Copy out verbatim the rows below, from the one containing "feature-item-small-party: Small Party" through the one containing "sliders-icon bbox=[138, 397, 260, 519]".
— Begin —
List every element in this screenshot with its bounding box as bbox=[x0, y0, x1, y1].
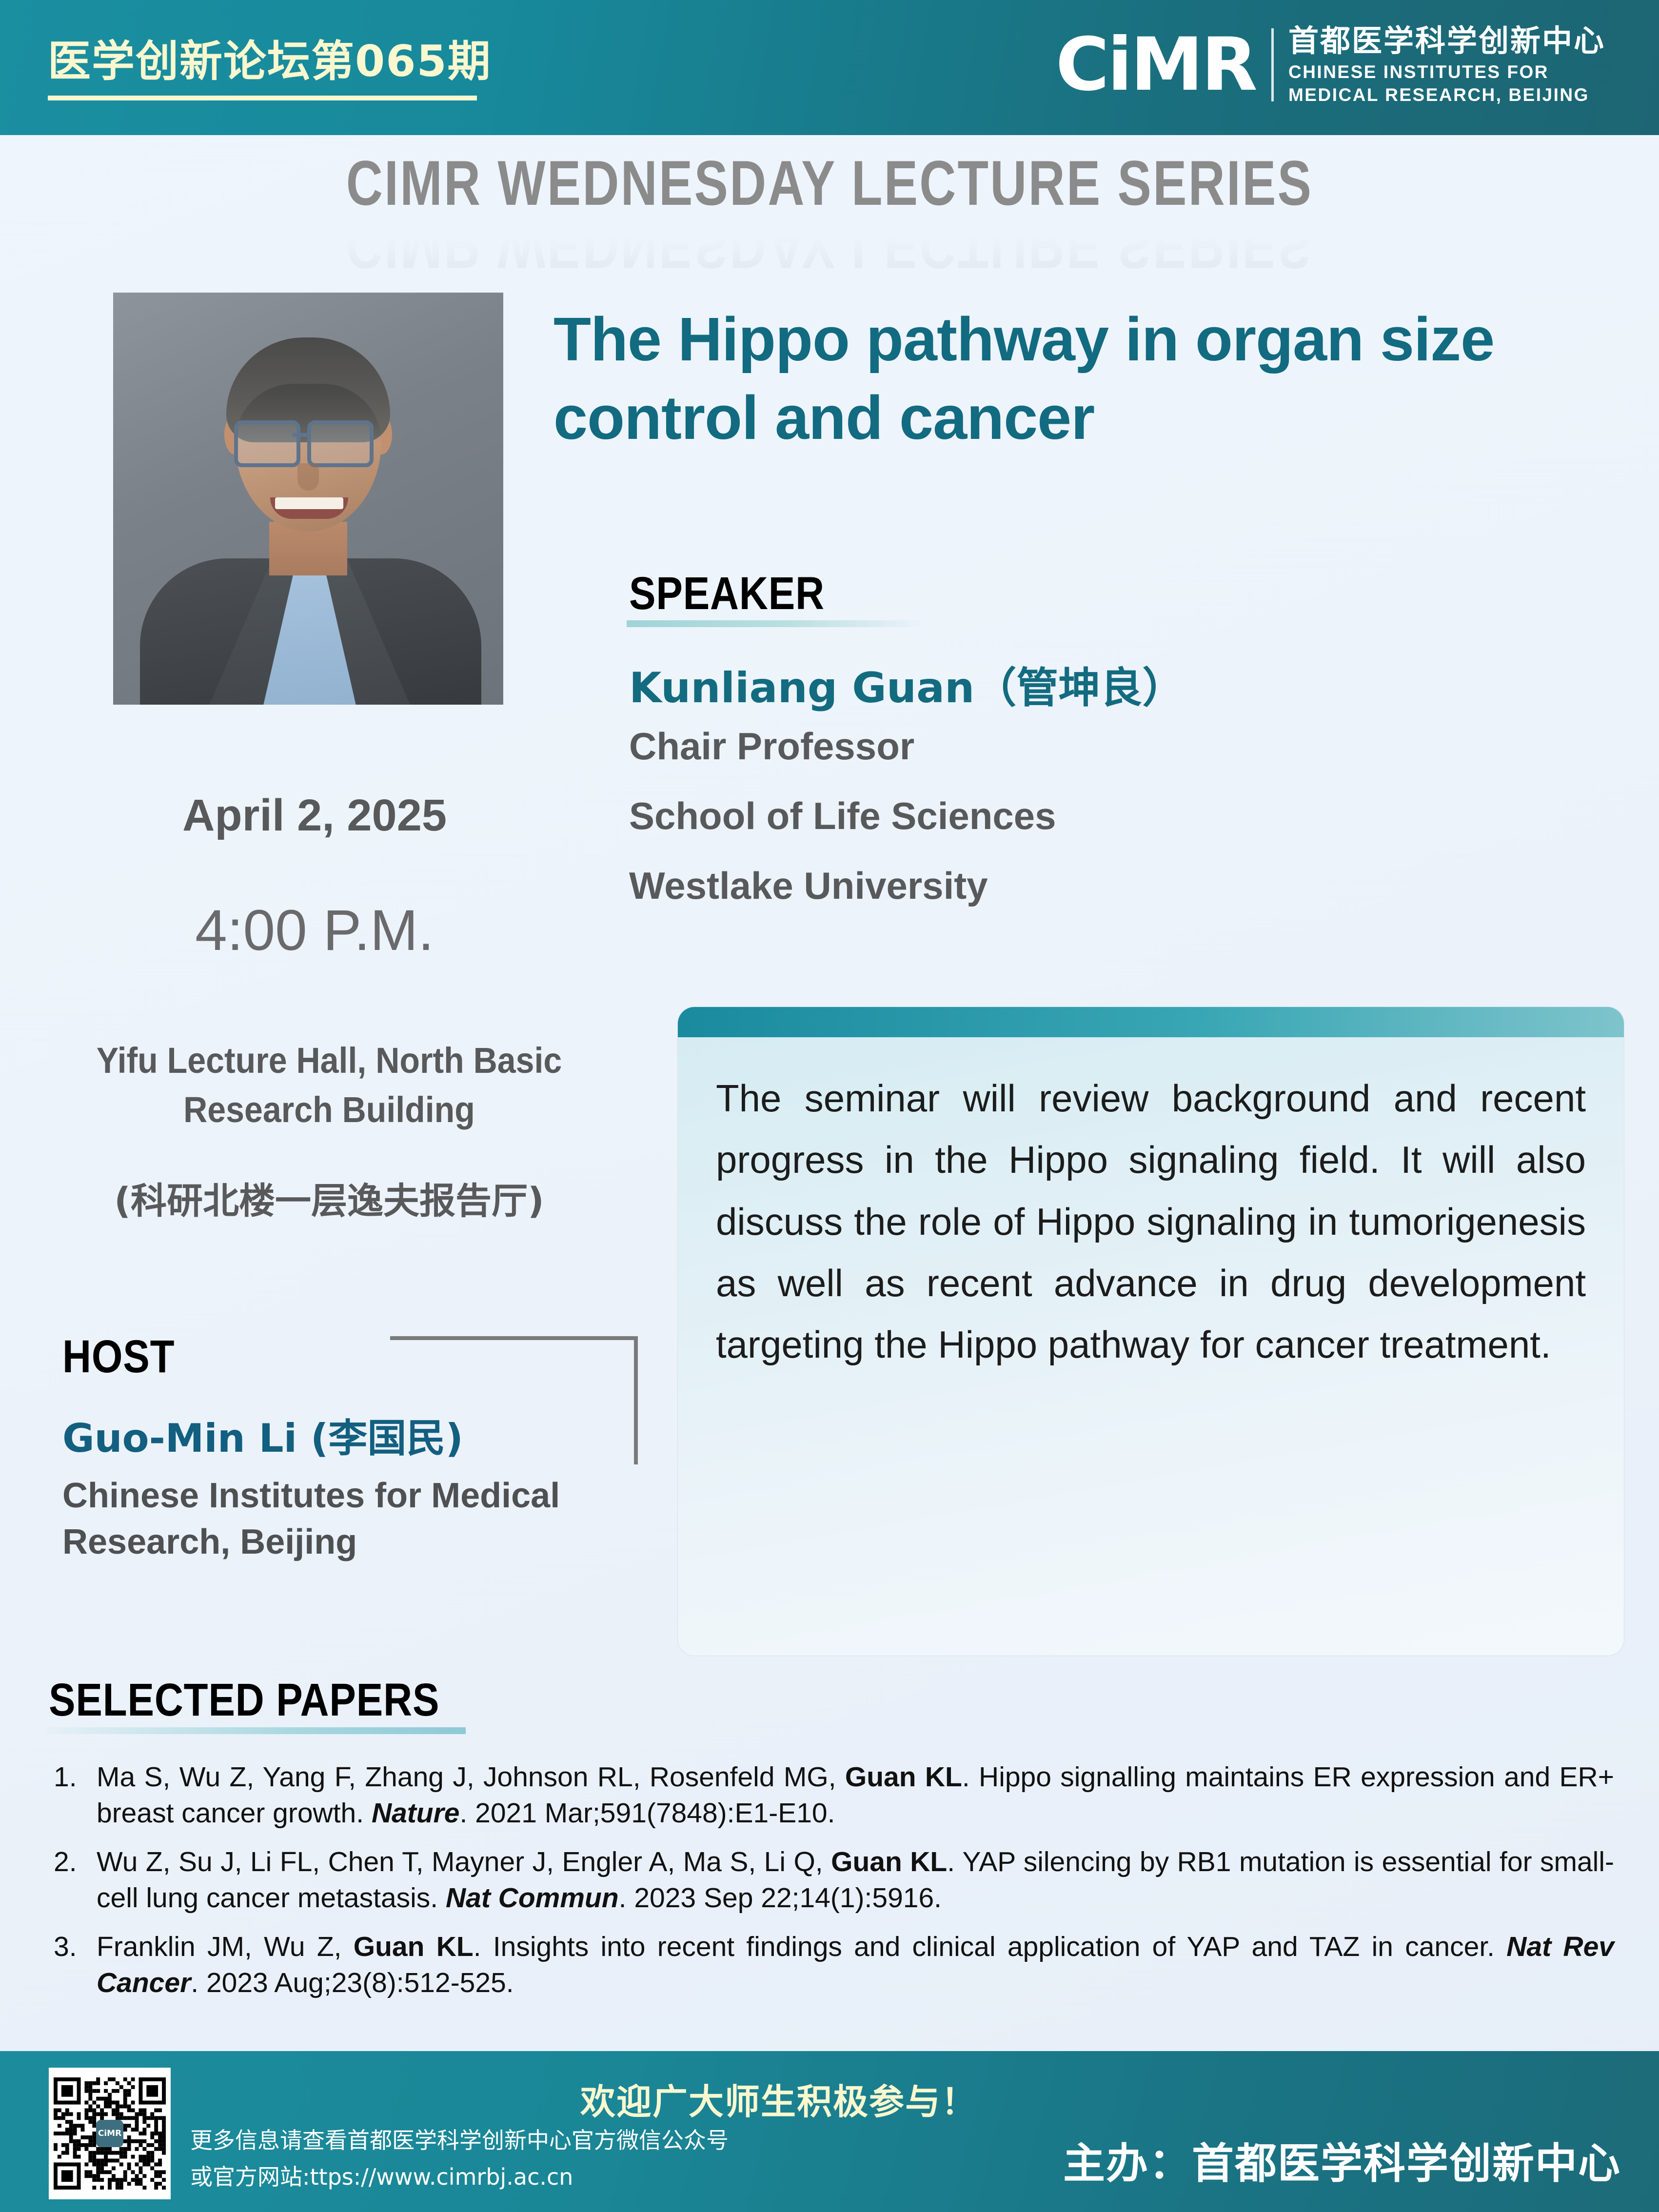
paper-number: 1. bbox=[54, 1759, 93, 1795]
event-venue-chinese: (科研北楼一层逸夫报告厅) bbox=[29, 1178, 629, 1224]
footer-organizer: 主办：首都医学科学创新中心 bbox=[1063, 2129, 1621, 2190]
logo-text-block: 首都医学科学创新中心 CHINESE INSTITUTES FOR MEDICA… bbox=[1288, 23, 1605, 106]
qr-center-logo: CiMR bbox=[96, 2120, 123, 2147]
host-name: Guo-Min Li (李国民) bbox=[62, 1407, 463, 1463]
qr-code-pattern: CiMR bbox=[54, 2073, 166, 2194]
selected-papers-label: SELECTED PAPERS bbox=[49, 1674, 439, 1727]
abstract-panel-header-bar bbox=[678, 1007, 1624, 1037]
host-section-label: HOST bbox=[62, 1330, 175, 1383]
portrait-glasses-right bbox=[307, 420, 374, 467]
event-date: April 2, 2025 bbox=[0, 790, 629, 841]
speaker-department: School of Life Sciences bbox=[629, 794, 1056, 838]
speaker-institution: Westlake University bbox=[629, 864, 988, 908]
logo-english-line1: CHINESE INSTITUTES FOR bbox=[1288, 61, 1605, 83]
footer-bar: CiMR 更多信息请查看首都医学科学创新中心官方微信公众号 或官方网站:ttps… bbox=[0, 2051, 1659, 2212]
speaker-portrait-photo bbox=[113, 293, 503, 705]
logo-chinese-name: 首都医学科学创新中心 bbox=[1288, 23, 1605, 58]
series-title-reflection: CIMR WEDNESDAY LECTURE SERIES bbox=[166, 210, 1493, 283]
cimr-logo-mark: CiMR bbox=[1056, 28, 1264, 101]
speaker-section-label: SPEAKER bbox=[629, 567, 825, 620]
host-affiliation: Chinese Institutes for Medical Research,… bbox=[62, 1473, 638, 1565]
series-title: CIMR WEDNESDAY LECTURE SERIES bbox=[166, 146, 1493, 219]
paper-journal-name: Nature bbox=[372, 1797, 460, 1829]
issue-badge-underline bbox=[48, 96, 477, 100]
portrait-mouth bbox=[270, 497, 348, 519]
issue-badge: 医学创新论坛第065期 bbox=[48, 40, 492, 83]
portrait-nose bbox=[297, 463, 319, 491]
event-venue-english: Yifu Lecture Hall, North Basic Research … bbox=[53, 1036, 605, 1134]
paper-number: 2. bbox=[54, 1844, 93, 1880]
paper-citation-item: 3.Franklin JM, Wu Z, Guan KL. Insights i… bbox=[54, 1929, 1614, 2001]
speaker-underline-rule bbox=[627, 620, 919, 627]
portrait-teeth bbox=[275, 497, 343, 509]
portrait-glasses-left bbox=[234, 420, 300, 467]
selected-papers-list: 1.Ma S, Wu Z, Yang F, Zhang J, Johnson R… bbox=[54, 1759, 1614, 2014]
speaker-title: Chair Professor bbox=[629, 724, 914, 769]
paper-highlighted-author: Guan KL bbox=[831, 1846, 947, 1877]
portrait-glasses-bridge bbox=[293, 433, 307, 437]
wechat-qr-code[interactable]: CiMR bbox=[49, 2068, 171, 2199]
paper-journal-name: Nat Commun bbox=[446, 1882, 619, 1914]
event-time: 4:00 P.M. bbox=[0, 897, 629, 964]
header-bar: 医学创新论坛第065期 CiMR 首都医学科学创新中心 CHINESE INST… bbox=[0, 0, 1659, 135]
cimr-logo: CiMR 首都医学科学创新中心 CHINESE INSTITUTES FOR M… bbox=[1056, 19, 1605, 111]
paper-highlighted-author: Guan KL bbox=[354, 1931, 474, 1962]
selected-papers-underline-rule bbox=[46, 1727, 466, 1734]
speaker-name: Kunliang Guan（管坤良） bbox=[629, 653, 1184, 714]
poster-root: 医学创新论坛第065期 CiMR 首都医学科学创新中心 CHINESE INST… bbox=[0, 0, 1659, 2212]
footer-wechat-note: 更多信息请查看首都医学科学创新中心官方微信公众号 bbox=[190, 2123, 729, 2158]
paper-citation-item: 2.Wu Z, Su J, Li FL, Chen T, Mayner J, E… bbox=[54, 1844, 1614, 1916]
paper-highlighted-author: Guan KL bbox=[845, 1761, 962, 1793]
paper-citation-item: 1.Ma S, Wu Z, Yang F, Zhang J, Johnson R… bbox=[54, 1759, 1614, 1831]
footer-welcome-message: 欢迎广大师生积极参与！ bbox=[580, 2073, 977, 2124]
footer-website-url[interactable]: 或官方网站:ttps://www.cimrbj.ac.cn bbox=[190, 2159, 573, 2192]
paper-journal-name: Nat Rev Cancer bbox=[97, 1931, 1614, 1998]
lecture-title: The Hippo pathway in organ size control … bbox=[553, 300, 1592, 457]
abstract-text: The seminar will review background and r… bbox=[678, 1037, 1624, 1376]
paper-number: 3. bbox=[54, 1929, 93, 1965]
abstract-panel: The seminar will review background and r… bbox=[678, 1007, 1624, 1656]
logo-divider bbox=[1271, 28, 1274, 101]
logo-english-line2: MEDICAL RESEARCH, BEIJING bbox=[1288, 84, 1605, 106]
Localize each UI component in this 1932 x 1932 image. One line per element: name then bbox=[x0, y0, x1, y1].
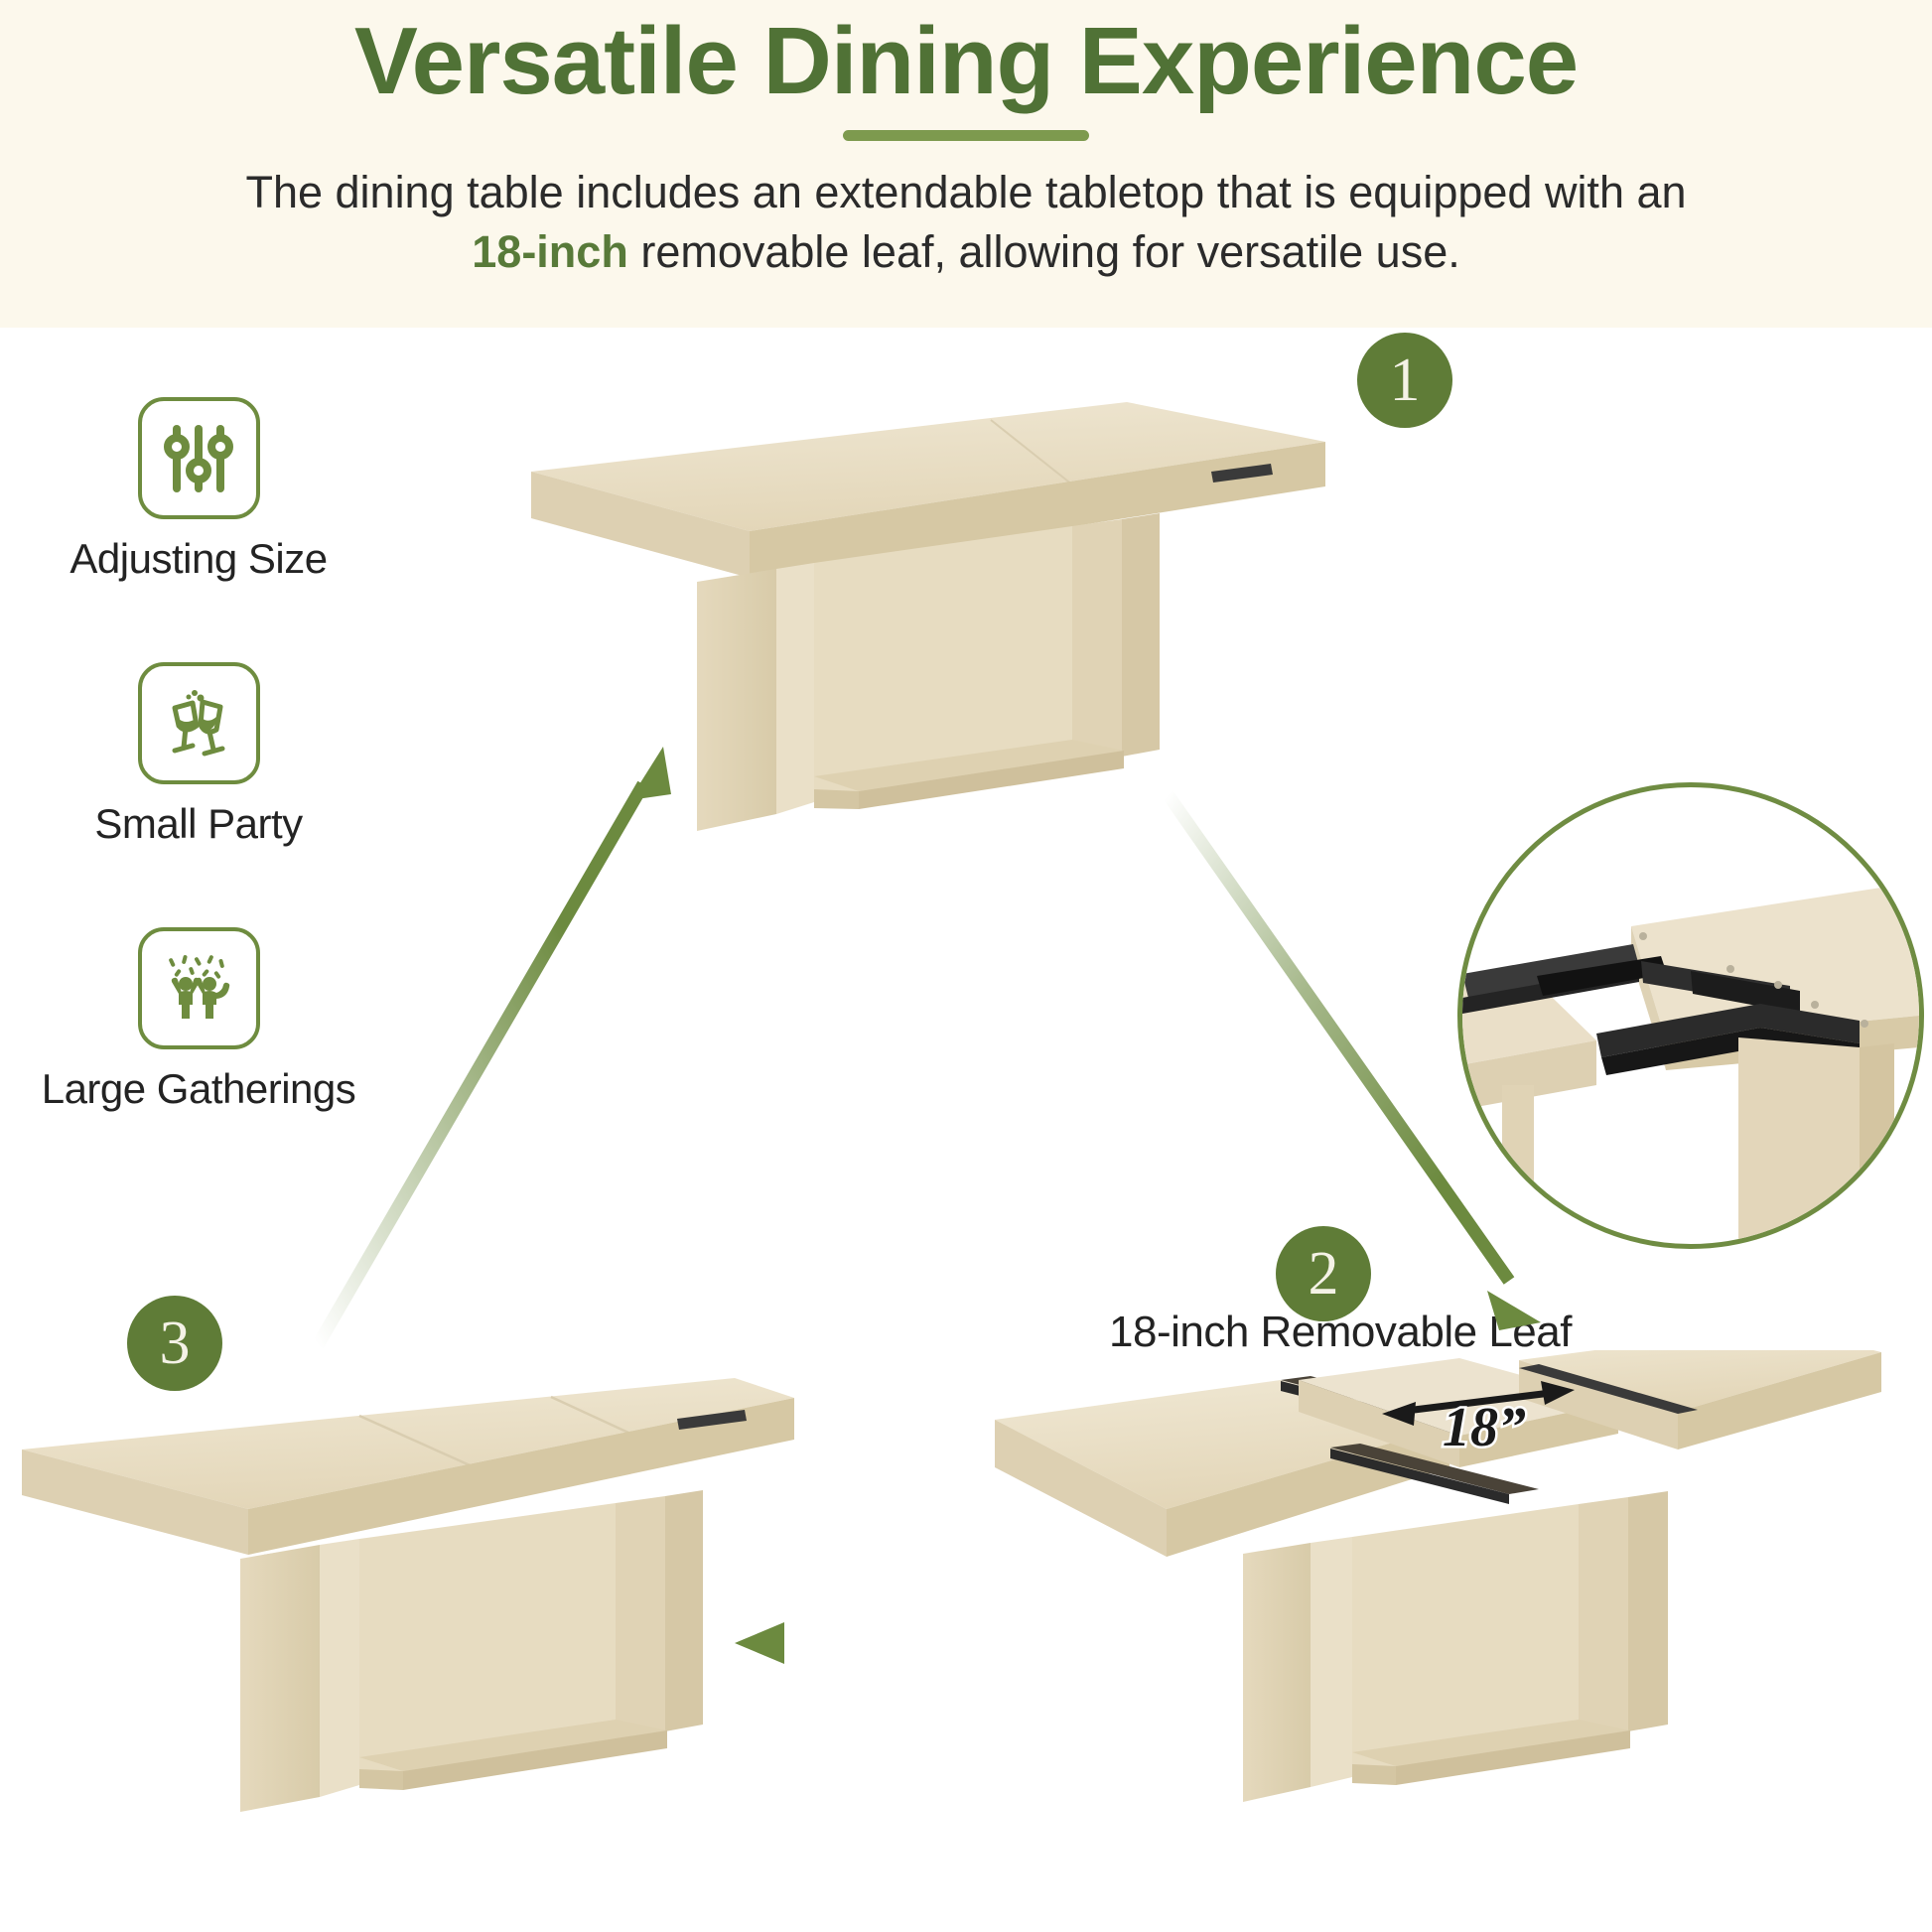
feature-item-small-party: Small Party bbox=[0, 662, 397, 848]
title-divider bbox=[843, 130, 1089, 141]
header-subtitle: The dining table includes an extendable … bbox=[245, 163, 1686, 282]
slide-mechanism-closeup bbox=[1462, 787, 1919, 1244]
table-illustration-separated: 18” bbox=[983, 1350, 1896, 1847]
feature-item-large-gatherings: Large Gatherings bbox=[0, 927, 397, 1113]
step-badge-1: 1 bbox=[1357, 333, 1452, 428]
feature-label: Large Gatherings bbox=[42, 1065, 356, 1113]
cheers-glasses-icon bbox=[138, 662, 260, 784]
subtitle-line-1: The dining table includes an extendable … bbox=[245, 167, 1686, 217]
header-band: Versatile Dining Experience The dining t… bbox=[0, 0, 1932, 328]
leaf-caption: 18-inch Removable Leaf bbox=[1109, 1308, 1572, 1357]
celebrating-people-icon bbox=[138, 927, 260, 1049]
detail-inset-circle bbox=[1457, 782, 1924, 1249]
dimension-label: 18” bbox=[1443, 1397, 1526, 1458]
sliders-icon bbox=[138, 397, 260, 519]
step-badge-3: 3 bbox=[127, 1296, 222, 1391]
feature-label: Adjusting Size bbox=[69, 535, 327, 583]
table-illustration-closed bbox=[516, 387, 1340, 844]
subtitle-line-2: removable leaf, allowing for versatile u… bbox=[640, 226, 1459, 277]
subtitle-highlight: 18-inch bbox=[472, 226, 628, 277]
feature-list: Adjusting Size Small Party bbox=[0, 397, 397, 1192]
table-illustration-extended bbox=[10, 1360, 804, 1857]
feature-label: Small Party bbox=[94, 800, 302, 848]
feature-item-adjusting-size: Adjusting Size bbox=[0, 397, 397, 583]
page-title: Versatile Dining Experience bbox=[354, 12, 1578, 112]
— End —
● **Output for this task**
feature-item-small-party: Small Party bbox=[0, 662, 397, 848]
title-divider bbox=[843, 130, 1089, 141]
header-subtitle: The dining table includes an extendable … bbox=[245, 163, 1686, 282]
slide-mechanism-closeup bbox=[1462, 787, 1919, 1244]
table-illustration-separated: 18” bbox=[983, 1350, 1896, 1847]
feature-item-large-gatherings: Large Gatherings bbox=[0, 927, 397, 1113]
step-badge-1: 1 bbox=[1357, 333, 1452, 428]
feature-label: Large Gatherings bbox=[42, 1065, 356, 1113]
cheers-glasses-icon bbox=[138, 662, 260, 784]
subtitle-line-1: The dining table includes an extendable … bbox=[245, 167, 1686, 217]
header-band: Versatile Dining Experience The dining t… bbox=[0, 0, 1932, 328]
leaf-caption: 18-inch Removable Leaf bbox=[1109, 1308, 1572, 1357]
celebrating-people-icon bbox=[138, 927, 260, 1049]
detail-inset-circle bbox=[1457, 782, 1924, 1249]
dimension-label: 18” bbox=[1443, 1397, 1526, 1458]
sliders-icon bbox=[138, 397, 260, 519]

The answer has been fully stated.